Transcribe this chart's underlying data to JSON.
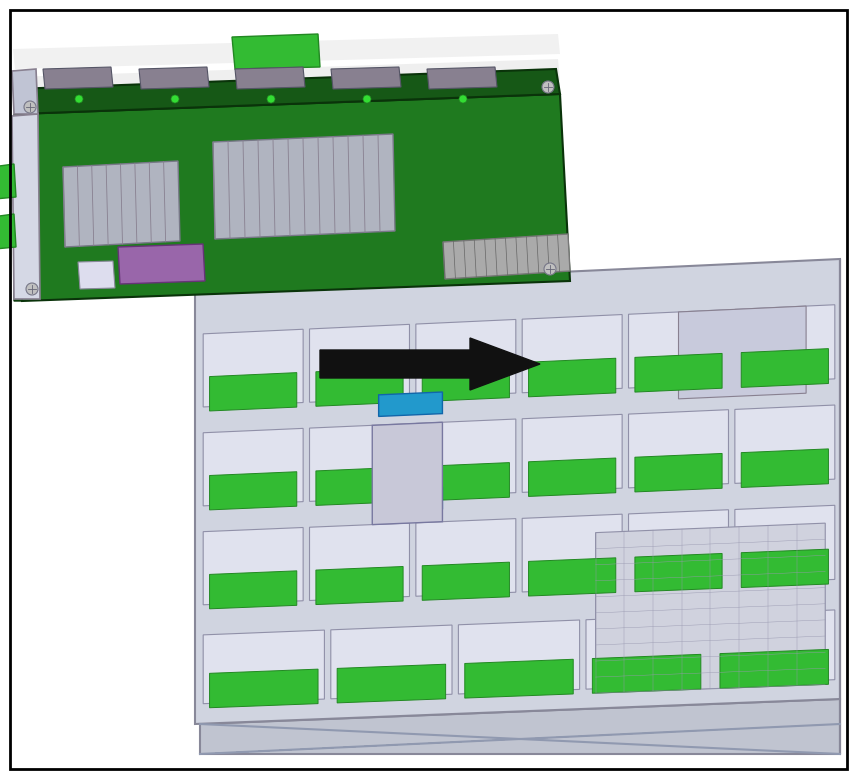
{
  "background_color": "#ffffff",
  "border_color": "#000000",
  "border_linewidth": 2,
  "server_body_color": "#d0d4e0",
  "server_top_color": "#c0c4d0",
  "server_side_color": "#b8bcc8",
  "server_edge_color": "#888899",
  "slot_face_color": "#e0e2ee",
  "slot_edge_color": "#9090a8",
  "green_tab_color": "#33bb33",
  "green_tab_edge": "#228822",
  "blue_mod_color": "#2299cc",
  "blue_mod_edge": "#1166aa",
  "board_top_color": "#1f7a1f",
  "board_front_color": "#165816",
  "board_right_color": "#0f440f",
  "board_edge_color": "#0a330a",
  "bracket_color": "#d5d8e5",
  "bracket_edge_color": "#888090",
  "heatsink_color": "#b0b4c0",
  "heatsink_edge_color": "#787888",
  "heatsink_fin_color": "#888090",
  "purple_chip_color": "#9966aa",
  "purple_chip_edge": "#663377",
  "connector_color": "#444444",
  "connector_edge": "#222222",
  "arrow_color": "#111111",
  "figsize": [
    8.57,
    7.79
  ],
  "dpi": 100
}
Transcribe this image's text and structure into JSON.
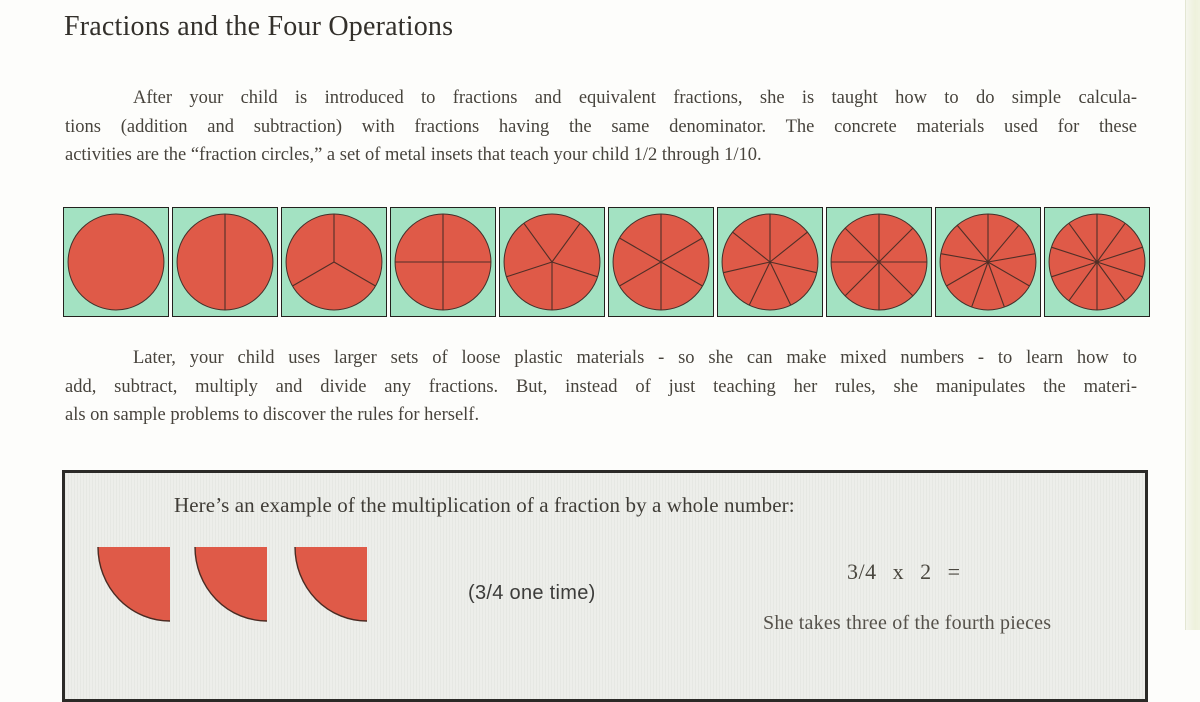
{
  "document": {
    "title": "Fractions and the Four Operations",
    "paragraph1": {
      "lines": [
        "After your child is introduced to fractions and equivalent fractions, she is taught how to do simple calcula-",
        "tions (addition and subtraction) with fractions having the same denominator. The concrete materials used for these",
        "activities are the “fraction circles,” a set of metal insets that teach your child 1/2 through 1/10."
      ]
    },
    "paragraph2": {
      "lines": [
        "Later, your child uses larger sets of loose plastic materials - so she can make mixed numbers - to learn how to",
        "add, subtract, multiply and divide any fractions.  But, instead of just teaching her rules, she manipulates the materi-",
        "als on sample problems to discover the rules for herself."
      ]
    }
  },
  "fraction_row": {
    "description": "Montessori fraction circles strip: red circles on green squares divided into 1 through 10 equal parts",
    "divisions": [
      1,
      2,
      3,
      4,
      5,
      6,
      7,
      8,
      9,
      10
    ],
    "spoke_offsets": {
      "2": 90,
      "3": 90,
      "4": 0,
      "5": 54,
      "6": 30,
      "7": 90,
      "8": 0,
      "9": 90,
      "10": 90
    }
  },
  "example_box": {
    "heading": "Here’s an example of the multiplication of a fraction by a whole number:",
    "pieces_count": 3,
    "piece_caption": "(3/4 one time)",
    "equation": "3/4 x 2 =",
    "continuation_text": "She takes three of the fourth pieces"
  },
  "colors": {
    "piece_red": "#df5a48",
    "tile_green": "#a3e2c2",
    "page_bg": "#fdfdfb",
    "box_bg": "#edeeea",
    "text": "#47433c"
  }
}
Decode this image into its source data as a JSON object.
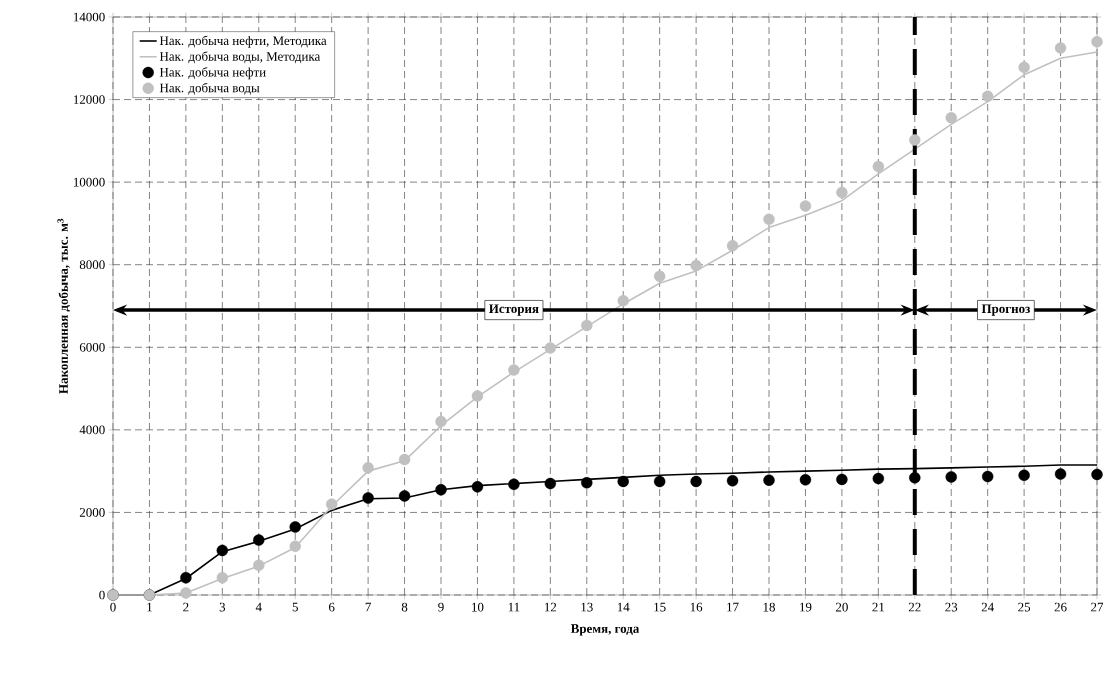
{
  "chart_data": {
    "type": "line",
    "xlabel": "Время, года",
    "ylabel": "Накопленная добыча, тыс. м$^{3}$",
    "x": [
      0,
      1,
      2,
      3,
      4,
      5,
      6,
      7,
      8,
      9,
      10,
      11,
      12,
      13,
      14,
      15,
      16,
      17,
      18,
      19,
      20,
      21,
      22,
      23,
      24,
      25,
      26,
      27
    ],
    "xlim": [
      0,
      27
    ],
    "xticks": [
      0,
      1,
      2,
      3,
      4,
      5,
      6,
      7,
      8,
      9,
      10,
      11,
      12,
      13,
      14,
      15,
      16,
      17,
      18,
      19,
      20,
      21,
      22,
      23,
      24,
      25,
      26,
      27
    ],
    "ylim": [
      0,
      14000
    ],
    "yticks": [
      0,
      2000,
      4000,
      6000,
      8000,
      10000,
      12000,
      14000
    ],
    "grid": true,
    "legend": "top left",
    "series": [
      {
        "name": "Нак. добыча нефти, Методика",
        "color": "#000000",
        "marker": "none",
        "values": [
          0,
          0,
          400,
          1050,
          1300,
          1600,
          2050,
          2330,
          2350,
          2550,
          2650,
          2700,
          2750,
          2800,
          2850,
          2900,
          2930,
          2950,
          2980,
          3000,
          3020,
          3050,
          3060,
          3080,
          3100,
          3120,
          3150,
          3150
        ]
      },
      {
        "name": "Нак. добыча воды, Методика",
        "color": "#c0c0c0",
        "marker": "none",
        "values": [
          0,
          0,
          50,
          400,
          700,
          1150,
          2150,
          3000,
          3250,
          4100,
          4800,
          5400,
          5950,
          6500,
          7050,
          7550,
          7850,
          8350,
          8900,
          9200,
          9550,
          10200,
          10800,
          11400,
          11950,
          12600,
          13000,
          13150
        ]
      },
      {
        "name": "Нак. добыча нефти",
        "type": "scatter",
        "color": "#000000",
        "marker": "circle",
        "values": [
          0,
          0,
          420,
          1080,
          1330,
          1650,
          null,
          2350,
          2400,
          2550,
          2620,
          2680,
          2700,
          2720,
          2750,
          2750,
          2750,
          2770,
          2780,
          2790,
          2800,
          2820,
          2840,
          2860,
          2870,
          2900,
          2930,
          2920
        ]
      },
      {
        "name": "Нак. добыча воды",
        "type": "scatter",
        "color": "#c0c0c0",
        "marker": "circle",
        "values": [
          0,
          0,
          50,
          420,
          720,
          1180,
          2200,
          3080,
          3280,
          4200,
          4820,
          5450,
          5980,
          6530,
          7130,
          7720,
          7980,
          8460,
          9100,
          9420,
          9750,
          10380,
          11020,
          11560,
          12080,
          12780,
          13250,
          13400
        ]
      }
    ],
    "ref_lines": [
      {
        "axis": "x",
        "value": 22,
        "color": "#000000",
        "line_style": "dashed"
      }
    ],
    "annotations": [
      "История",
      "Прогноз"
    ]
  }
}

= = =

**JOB**.
Every line should be retyped exactly, with the pictures omitted.

**TASK RESULT**.
Transcribe this chart's underlying data to JSON.
{
  "background_color": "#ffffff",
  "border_color": "#000000",
  "border_linewidth": 2,
  "server_body_color": "#d0d4e0",
  "server_top_color": "#c0c4d0",
  "server_side_color": "#b8bcc8",
  "server_edge_color": "#888899",
  "slot_face_color": "#e0e2ee",
  "slot_edge_color": "#9090a8",
  "green_tab_color": "#33bb33",
  "green_tab_edge": "#228822",
  "blue_mod_color": "#2299cc",
  "blue_mod_edge": "#1166aa",
  "board_top_color": "#1f7a1f",
  "board_front_color": "#165816",
  "board_right_color": "#0f440f",
  "board_edge_color": "#0a330a",
  "bracket_color": "#d5d8e5",
  "bracket_edge_color": "#888090",
  "heatsink_color": "#b0b4c0",
  "heatsink_edge_color": "#787888",
  "heatsink_fin_color": "#888090",
  "purple_chip_color": "#9966aa",
  "purple_chip_edge": "#663377",
  "connector_color": "#444444",
  "connector_edge": "#222222",
  "arrow_color": "#111111",
  "figsize": [
    8.57,
    7.79
  ],
  "dpi": 100
}
Transcribe this image's text and structure into JSON.
{
  "document": {
    "title": "Fractions and the Four Operations",
    "paragraph1": {
      "lines": [
        "After your child is introduced to fractions and equivalent fractions, she is taught how to do simple calcula-",
        "tions (addition and subtraction) with fractions having the same denominator. The concrete materials used for these",
        "activities are the “fraction circles,” a set of metal insets that teach your child 1/2 through 1/10."
      ]
    },
    "paragraph2": {
      "lines": [
        "Later, your child uses larger sets of loose plastic materials - so she can make mixed numbers - to learn how to",
        "add, subtract, multiply and divide any fractions.  But, instead of just teaching her rules, she manipulates the materi-",
        "als on sample problems to discover the rules for herself."
      ]
    }
  },
  "fraction_row": {
    "description": "Montessori fraction circles strip: red circles on green squares divided into 1 through 10 equal parts",
    "divisions": [
      1,
      2,
      3,
      4,
      5,
      6,
      7,
      8,
      9,
      10
    ],
    "spoke_offsets": {
      "2": 90,
      "3": 90,
      "4": 0,
      "5": 54,
      "6": 30,
      "7": 90,
      "8": 0,
      "9": 90,
      "10": 90
    }
  },
  "example_box": {
    "heading": "Here’s an example of the multiplication of a fraction by a whole number:",
    "pieces_count": 3,
    "piece_caption": "(3/4 one time)",
    "equation": "3/4 x 2 =",
    "continuation_text": "She takes three of the fourth pieces"
  },
  "colors": {
    "piece_red": "#df5a48",
    "tile_green": "#a3e2c2",
    "page_bg": "#fdfdfb",
    "box_bg": "#edeeea",
    "text": "#47433c"
  }
}
Decode this image into its source data as a JSON object.
{
  "chart_data": {
    "type": "line",
    "xlabel": "Время, года",
    "ylabel": "Накопленная добыча, тыс. м$^{3}$",
    "x": [
      0,
      1,
      2,
      3,
      4,
      5,
      6,
      7,
      8,
      9,
      10,
      11,
      12,
      13,
      14,
      15,
      16,
      17,
      18,
      19,
      20,
      21,
      22,
      23,
      24,
      25,
      26,
      27
    ],
    "xlim": [
      0,
      27
    ],
    "xticks": [
      0,
      1,
      2,
      3,
      4,
      5,
      6,
      7,
      8,
      9,
      10,
      11,
      12,
      13,
      14,
      15,
      16,
      17,
      18,
      19,
      20,
      21,
      22,
      23,
      24,
      25,
      26,
      27
    ],
    "ylim": [
      0,
      14000
    ],
    "yticks": [
      0,
      2000,
      4000,
      6000,
      8000,
      10000,
      12000,
      14000
    ],
    "grid": true,
    "legend": "top left",
    "series": [
      {
        "name": "Нак. добыча нефти, Методика",
        "color": "#000000",
        "marker": "none",
        "values": [
          0,
          0,
          400,
          1050,
          1300,
          1600,
          2050,
          2330,
          2350,
          2550,
          2650,
          2700,
          2750,
          2800,
          2850,
          2900,
          2930,
          2950,
          2980,
          3000,
          3020,
          3050,
          3060,
          3080,
          3100,
          3120,
          3150,
          3150
        ]
      },
      {
        "name": "Нак. добыча воды, Методика",
        "color": "#c0c0c0",
        "marker": "none",
        "values": [
          0,
          0,
          50,
          400,
          700,
          1150,
          2150,
          3000,
          3250,
          4100,
          4800,
          5400,
          5950,
          6500,
          7050,
          7550,
          7850,
          8350,
          8900,
          9200,
          9550,
          10200,
          10800,
          11400,
          11950,
          12600,
          13000,
          13150
        ]
      },
      {
        "name": "Нак. добыча нефти",
        "type": "scatter",
        "color": "#000000",
        "marker": "circle",
        "values": [
          0,
          0,
          420,
          1080,
          1330,
          1650,
          null,
          2350,
          2400,
          2550,
          2620,
          2680,
          2700,
          2720,
          2750,
          2750,
          2750,
          2770,
          2780,
          2790,
          2800,
          2820,
          2840,
          2860,
          2870,
          2900,
          2930,
          2920
        ]
      },
      {
        "name": "Нак. добыча воды",
        "type": "scatter",
        "color": "#c0c0c0",
        "marker": "circle",
        "values": [
          0,
          0,
          50,
          420,
          720,
          1180,
          2200,
          3080,
          3280,
          4200,
          4820,
          5450,
          5980,
          6530,
          7130,
          7720,
          7980,
          8460,
          9100,
          9420,
          9750,
          10380,
          11020,
          11560,
          12080,
          12780,
          13250,
          13400
        ]
      }
    ],
    "ref_lines": [
      {
        "axis": "x",
        "value": 22,
        "color": "#000000",
        "line_style": "dashed"
      }
    ],
    "annotations": [
      "История",
      "Прогноз"
    ]
  }
}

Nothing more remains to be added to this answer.